*** Stored rows ***

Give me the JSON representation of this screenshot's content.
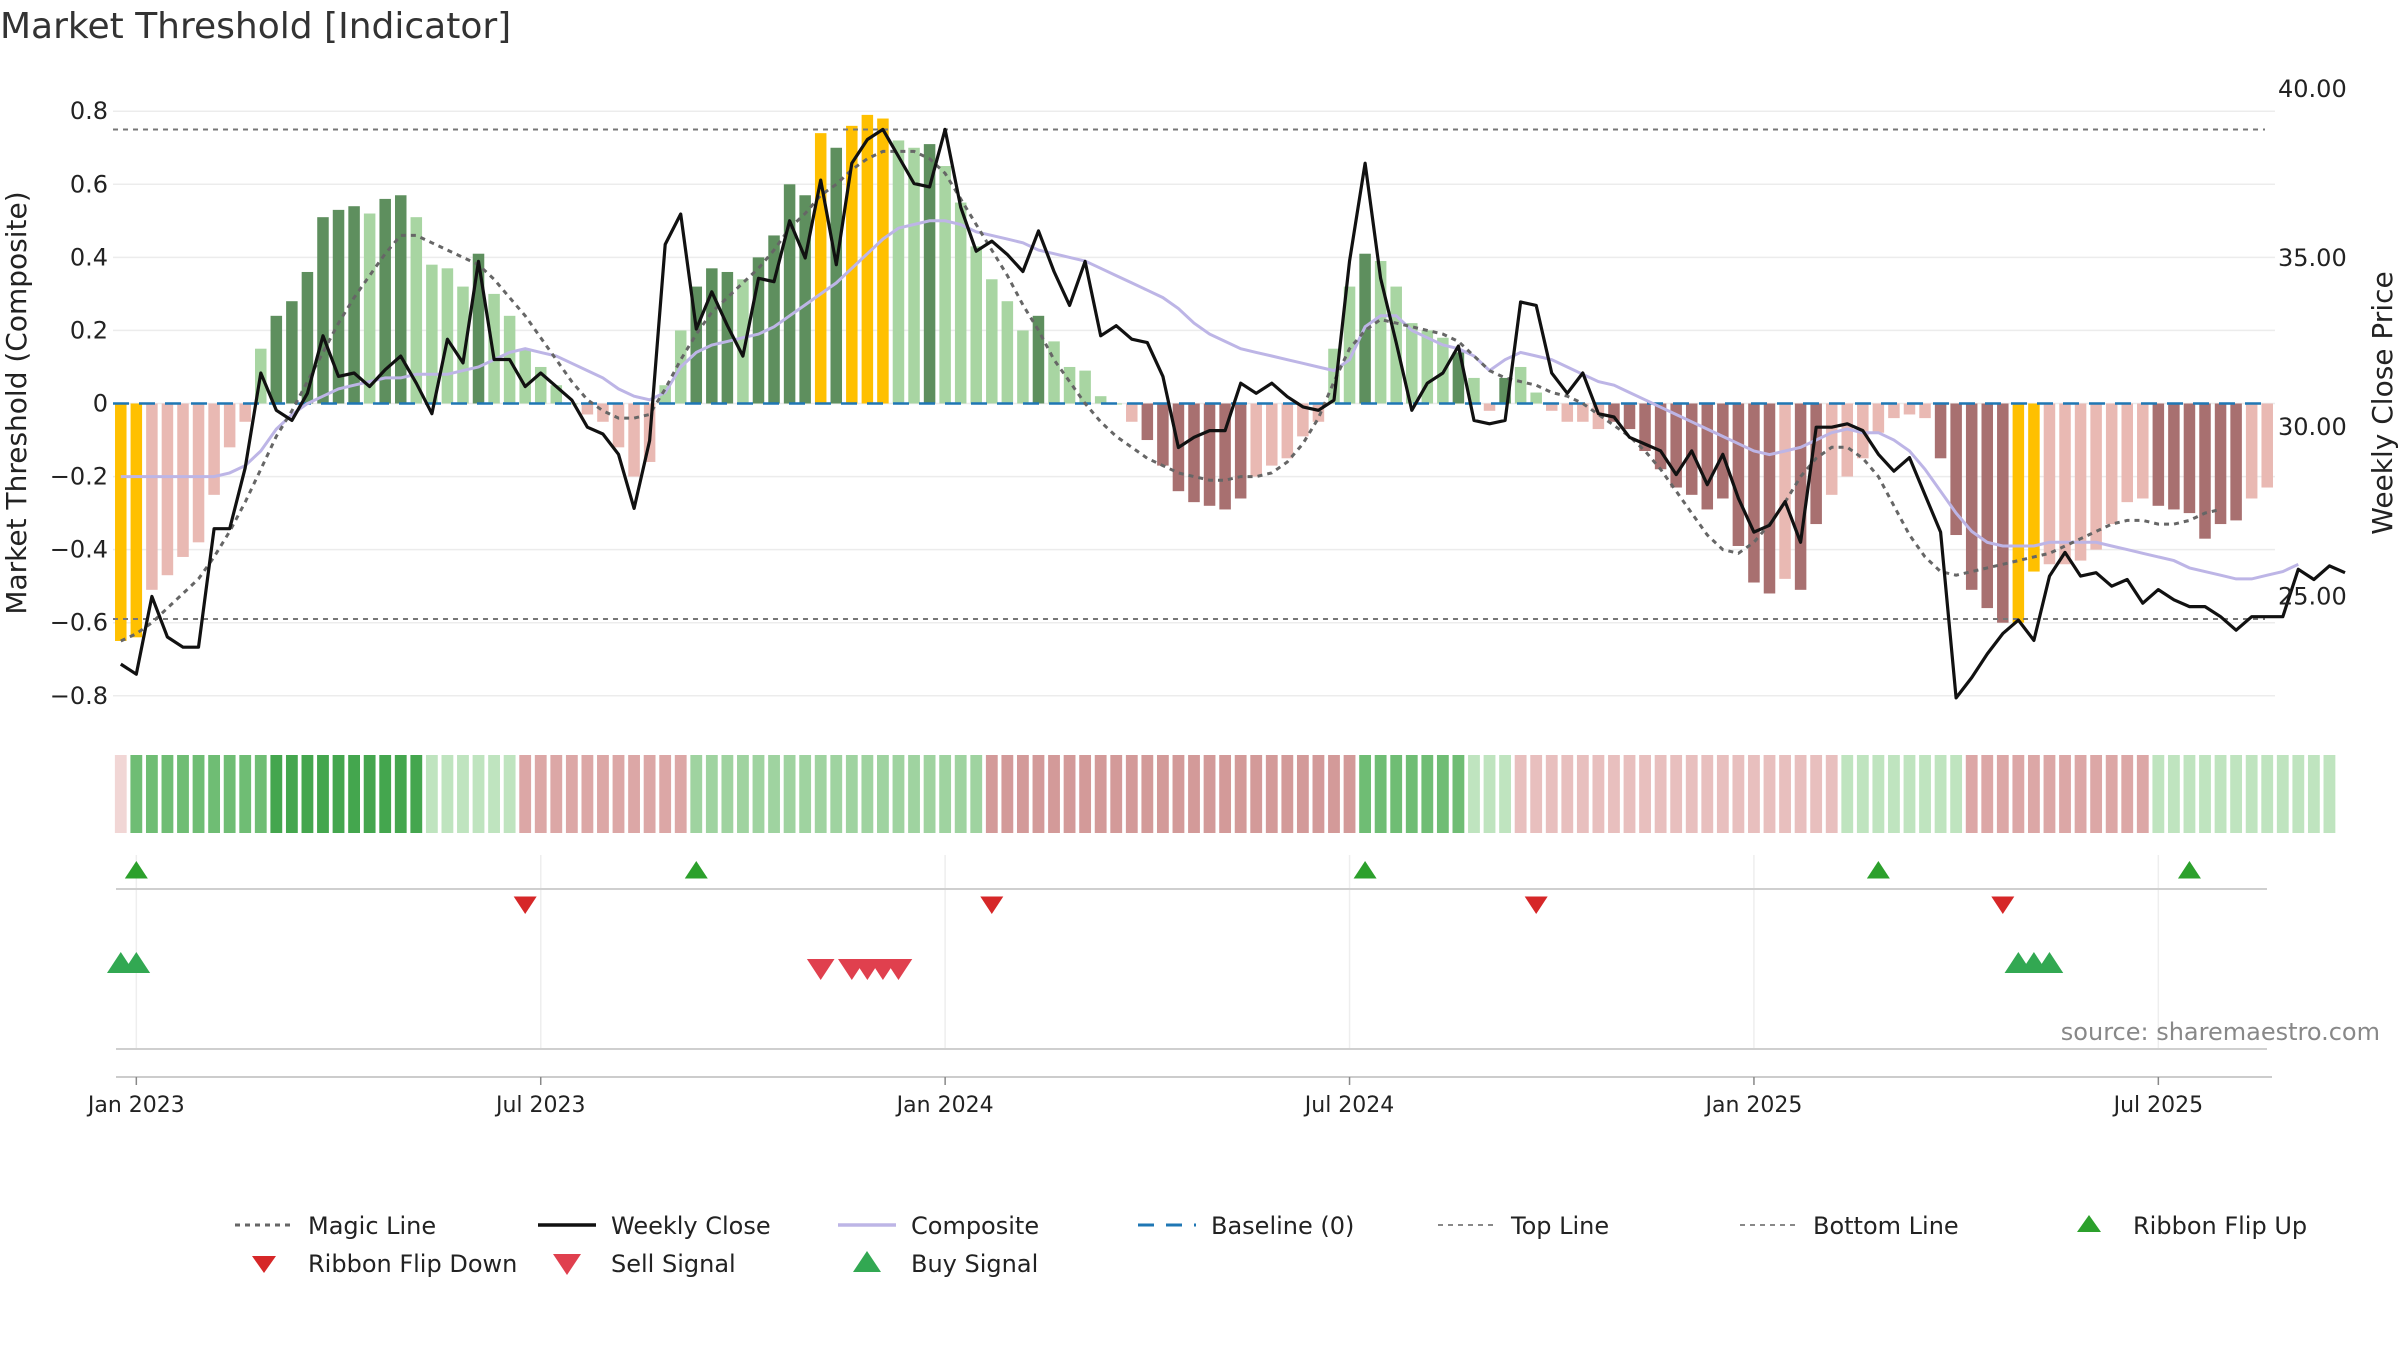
{
  "title": "Market Threshold [Indicator]",
  "source": "source: sharemaestro.com",
  "colors": {
    "gold": "#FFC000",
    "green_dark": "#5E8F5E",
    "green_light": "#A8D5A2",
    "red_dark": "#A87070",
    "red_light": "#E9B9B3",
    "close": "#111111",
    "composite": "#BDB5E6",
    "magic": "#666666",
    "baseline": "#1F77B4",
    "signal_up": "#2CA02C",
    "signal_down": "#D62728",
    "sell": "#E0404E",
    "buy": "#32A852"
  },
  "chart_data": {
    "type": "bar",
    "title": "Market Threshold [Indicator]",
    "ylabel_left": "Market Threshold (Composite)",
    "ylabel_right": "Weekly Close Price",
    "ylim_left": [
      -0.88,
      0.88
    ],
    "ylim_right": [
      21.2,
      40.2
    ],
    "left_ticks": [
      {
        "v": 0.8,
        "label": "0.8"
      },
      {
        "v": 0.6,
        "label": "0.6"
      },
      {
        "v": 0.4,
        "label": "0.4"
      },
      {
        "v": 0.2,
        "label": "0.2"
      },
      {
        "v": 0,
        "label": "0"
      },
      {
        "v": -0.2,
        "label": "−0.2"
      },
      {
        "v": -0.4,
        "label": "−0.4"
      },
      {
        "v": -0.6,
        "label": "−0.6"
      },
      {
        "v": -0.8,
        "label": "−0.8"
      }
    ],
    "right_ticks": [
      {
        "v": 40,
        "label": "40.00"
      },
      {
        "v": 35,
        "label": "35.00"
      },
      {
        "v": 30,
        "label": "30.00"
      },
      {
        "v": 25,
        "label": "25.00"
      }
    ],
    "x_ticks": [
      {
        "w": 1,
        "label": "Jan 2023"
      },
      {
        "w": 27,
        "label": "Jul 2023"
      },
      {
        "w": 53,
        "label": "Jan 2024"
      },
      {
        "w": 79,
        "label": "Jul 2024"
      },
      {
        "w": 105,
        "label": "Jan 2025"
      },
      {
        "w": 131,
        "label": "Jul 2025"
      }
    ],
    "top_line": 0.75,
    "bottom_line": -0.59,
    "bar_values": [
      -0.65,
      -0.64,
      -0.51,
      -0.47,
      -0.42,
      -0.38,
      -0.25,
      -0.12,
      -0.05,
      0.15,
      0.24,
      0.28,
      0.36,
      0.51,
      0.53,
      0.54,
      0.52,
      0.56,
      0.57,
      0.51,
      0.38,
      0.37,
      0.32,
      0.41,
      0.3,
      0.24,
      0.15,
      0.1,
      0.05,
      0,
      -0.03,
      -0.05,
      -0.12,
      -0.2,
      -0.16,
      0.05,
      0.2,
      0.32,
      0.37,
      0.36,
      0.34,
      0.4,
      0.46,
      0.6,
      0.57,
      0.74,
      0.7,
      0.76,
      0.79,
      0.78,
      0.72,
      0.7,
      0.71,
      0.65,
      0.55,
      0.43,
      0.34,
      0.28,
      0.2,
      0.24,
      0.17,
      0.1,
      0.09,
      0.02,
      0,
      -0.05,
      -0.1,
      -0.17,
      -0.24,
      -0.27,
      -0.28,
      -0.29,
      -0.26,
      -0.2,
      -0.17,
      -0.15,
      -0.09,
      -0.05,
      0.15,
      0.32,
      0.41,
      0.39,
      0.32,
      0.22,
      0.2,
      0.18,
      0.14,
      0.07,
      -0.02,
      0.07,
      0.1,
      0.03,
      -0.02,
      -0.05,
      -0.05,
      -0.07,
      -0.05,
      -0.07,
      -0.13,
      -0.18,
      -0.23,
      -0.25,
      -0.29,
      -0.26,
      -0.39,
      -0.49,
      -0.52,
      -0.48,
      -0.51,
      -0.33,
      -0.25,
      -0.2,
      -0.15,
      -0.08,
      -0.04,
      -0.03,
      -0.04,
      -0.15,
      -0.36,
      -0.51,
      -0.56,
      -0.6,
      -0.6,
      -0.46,
      -0.44,
      -0.44,
      -0.43,
      -0.4,
      -0.33,
      -0.27,
      -0.26,
      -0.28,
      -0.29,
      -0.3,
      -0.37,
      -0.33,
      -0.32,
      -0.26,
      -0.23
    ],
    "gold_bars": [
      0,
      1,
      45,
      47,
      48,
      49,
      122,
      123
    ],
    "dark_bars": [
      10,
      11,
      12,
      13,
      14,
      15,
      17,
      18,
      23,
      37,
      38,
      39,
      41,
      42,
      43,
      44,
      46,
      52,
      59,
      66,
      67,
      68,
      69,
      70,
      71,
      72,
      80,
      86,
      89,
      96,
      97,
      98,
      99,
      100,
      101,
      102,
      103,
      104,
      105,
      106,
      108,
      109,
      117,
      118,
      119,
      120,
      121,
      131,
      132,
      133,
      134,
      135,
      136
    ],
    "close_values": [
      23.0,
      22.7,
      25.0,
      23.8,
      23.5,
      23.5,
      27.0,
      27.0,
      28.8,
      31.6,
      30.5,
      30.2,
      31.0,
      32.7,
      31.5,
      31.6,
      31.2,
      31.7,
      32.1,
      31.3,
      30.4,
      32.6,
      31.9,
      34.9,
      32.0,
      32.0,
      31.2,
      31.6,
      31.2,
      30.8,
      30.0,
      29.8,
      29.2,
      27.6,
      29.6,
      35.4,
      36.3,
      32.9,
      34.0,
      33.0,
      32.1,
      34.4,
      34.3,
      36.1,
      35.0,
      37.3,
      34.8,
      37.8,
      38.5,
      38.8,
      38.0,
      37.2,
      37.1,
      38.8,
      36.5,
      35.2,
      35.5,
      35.1,
      34.6,
      35.8,
      34.6,
      33.6,
      34.9,
      32.7,
      33.0,
      32.6,
      32.5,
      31.5,
      29.4,
      29.7,
      29.9,
      29.9,
      31.3,
      31.0,
      31.3,
      30.9,
      30.6,
      30.5,
      30.8,
      34.9,
      37.8,
      34.4,
      32.5,
      30.5,
      31.3,
      31.6,
      32.4,
      30.2,
      30.1,
      30.2,
      33.7,
      33.6,
      31.6,
      31.0,
      31.6,
      30.4,
      30.3,
      29.7,
      29.5,
      29.3,
      28.6,
      29.3,
      28.3,
      29.2,
      27.9,
      26.9,
      27.1,
      27.8,
      26.6,
      30.0,
      30.0,
      30.1,
      29.9,
      29.2,
      28.7,
      29.1,
      28.0,
      26.9,
      22.0,
      22.6,
      23.3,
      23.9,
      24.3,
      23.7,
      25.6,
      26.3,
      25.6,
      25.7,
      25.3,
      25.5,
      24.8,
      25.2,
      24.9,
      24.7,
      24.7,
      24.4,
      24.0,
      24.4,
      24.4,
      24.4,
      25.8,
      25.5,
      25.9,
      25.7
    ],
    "composite_values": [
      -0.2,
      -0.2,
      -0.2,
      -0.2,
      -0.2,
      -0.2,
      -0.2,
      -0.19,
      -0.17,
      -0.13,
      -0.07,
      -0.03,
      0,
      0.02,
      0.04,
      0.05,
      0.06,
      0.07,
      0.07,
      0.08,
      0.08,
      0.08,
      0.09,
      0.1,
      0.12,
      0.14,
      0.15,
      0.14,
      0.13,
      0.11,
      0.09,
      0.07,
      0.04,
      0.02,
      0.01,
      0.03,
      0.1,
      0.14,
      0.16,
      0.17,
      0.18,
      0.19,
      0.21,
      0.24,
      0.27,
      0.3,
      0.33,
      0.37,
      0.41,
      0.45,
      0.48,
      0.49,
      0.5,
      0.5,
      0.49,
      0.47,
      0.46,
      0.45,
      0.44,
      0.42,
      0.41,
      0.4,
      0.39,
      0.37,
      0.35,
      0.33,
      0.31,
      0.29,
      0.26,
      0.22,
      0.19,
      0.17,
      0.15,
      0.14,
      0.13,
      0.12,
      0.11,
      0.1,
      0.09,
      0.12,
      0.21,
      0.24,
      0.24,
      0.2,
      0.18,
      0.16,
      0.15,
      0.13,
      0.09,
      0.12,
      0.14,
      0.13,
      0.12,
      0.1,
      0.08,
      0.06,
      0.05,
      0.03,
      0.01,
      -0.01,
      -0.03,
      -0.05,
      -0.07,
      -0.09,
      -0.11,
      -0.13,
      -0.14,
      -0.13,
      -0.12,
      -0.1,
      -0.08,
      -0.07,
      -0.08,
      -0.08,
      -0.1,
      -0.13,
      -0.18,
      -0.24,
      -0.3,
      -0.35,
      -0.38,
      -0.39,
      -0.39,
      -0.39,
      -0.38,
      -0.38,
      -0.38,
      -0.38,
      -0.39,
      -0.4,
      -0.41,
      -0.42,
      -0.43,
      -0.45,
      -0.46,
      -0.47,
      -0.48,
      -0.48,
      -0.47,
      -0.46,
      -0.44
    ],
    "magic_values": [
      -0.65,
      -0.63,
      -0.6,
      -0.56,
      -0.52,
      -0.48,
      -0.42,
      -0.35,
      -0.27,
      -0.18,
      -0.09,
      -0.02,
      0.06,
      0.14,
      0.22,
      0.29,
      0.35,
      0.41,
      0.46,
      0.46,
      0.44,
      0.42,
      0.4,
      0.38,
      0.34,
      0.29,
      0.24,
      0.18,
      0.12,
      0.06,
      0.01,
      -0.02,
      -0.04,
      -0.04,
      -0.03,
      0.04,
      0.12,
      0.19,
      0.25,
      0.29,
      0.33,
      0.37,
      0.42,
      0.48,
      0.52,
      0.57,
      0.6,
      0.64,
      0.67,
      0.69,
      0.69,
      0.69,
      0.67,
      0.63,
      0.56,
      0.49,
      0.42,
      0.35,
      0.27,
      0.2,
      0.12,
      0.06,
      0,
      -0.05,
      -0.09,
      -0.12,
      -0.15,
      -0.17,
      -0.19,
      -0.2,
      -0.21,
      -0.21,
      -0.2,
      -0.2,
      -0.19,
      -0.16,
      -0.11,
      -0.04,
      0.06,
      0.15,
      0.2,
      0.23,
      0.22,
      0.21,
      0.2,
      0.19,
      0.17,
      0.13,
      0.09,
      0.07,
      0.06,
      0.05,
      0.03,
      0.02,
      0,
      -0.03,
      -0.06,
      -0.09,
      -0.13,
      -0.18,
      -0.24,
      -0.3,
      -0.36,
      -0.4,
      -0.41,
      -0.38,
      -0.33,
      -0.27,
      -0.2,
      -0.15,
      -0.12,
      -0.12,
      -0.15,
      -0.2,
      -0.28,
      -0.36,
      -0.42,
      -0.46,
      -0.47,
      -0.46,
      -0.45,
      -0.44,
      -0.43,
      -0.42,
      -0.41,
      -0.39,
      -0.37,
      -0.35,
      -0.33,
      -0.32,
      -0.32,
      -0.33,
      -0.33,
      -0.32,
      -0.3,
      -0.29
    ],
    "ribbon_segments": [
      {
        "start": 0,
        "end": 0,
        "type": "red",
        "level": 1
      },
      {
        "start": 1,
        "end": 9,
        "type": "green",
        "level": 4
      },
      {
        "start": 10,
        "end": 19,
        "type": "green",
        "level": 5
      },
      {
        "start": 20,
        "end": 25,
        "type": "green",
        "level": 2
      },
      {
        "start": 26,
        "end": 36,
        "type": "red",
        "level": 3
      },
      {
        "start": 37,
        "end": 55,
        "type": "green",
        "level": 3
      },
      {
        "start": 56,
        "end": 79,
        "type": "red",
        "level": 4
      },
      {
        "start": 80,
        "end": 86,
        "type": "green",
        "level": 4
      },
      {
        "start": 87,
        "end": 89,
        "type": "green",
        "level": 2
      },
      {
        "start": 90,
        "end": 110,
        "type": "red",
        "level": 2
      },
      {
        "start": 111,
        "end": 118,
        "type": "green",
        "level": 2
      },
      {
        "start": 119,
        "end": 130,
        "type": "red",
        "level": 3
      },
      {
        "start": 131,
        "end": 142,
        "type": "green",
        "level": 2
      }
    ],
    "ribbon_flip_up": [
      1,
      37,
      80,
      113,
      133
    ],
    "ribbon_flip_down": [
      26,
      56,
      91,
      121
    ],
    "sell_signals": [
      45,
      47,
      48,
      49,
      50
    ],
    "buy_signals": [
      0,
      1,
      122,
      123,
      124
    ],
    "legend": [
      {
        "key": "magic",
        "label": "Magic Line"
      },
      {
        "key": "close",
        "label": "Weekly Close"
      },
      {
        "key": "composite",
        "label": "Composite"
      },
      {
        "key": "baseline",
        "label": "Baseline (0)"
      },
      {
        "key": "top",
        "label": "Top Line"
      },
      {
        "key": "bottom",
        "label": "Bottom Line"
      },
      {
        "key": "flipup",
        "label": "Ribbon Flip Up"
      },
      {
        "key": "flipdown",
        "label": "Ribbon Flip Down"
      },
      {
        "key": "sell",
        "label": "Sell Signal"
      },
      {
        "key": "buy",
        "label": "Buy Signal"
      }
    ]
  }
}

***

Instructions for the task: Report how many lines in this data include the string "Indicator", and nothing else.

Finished answer: 2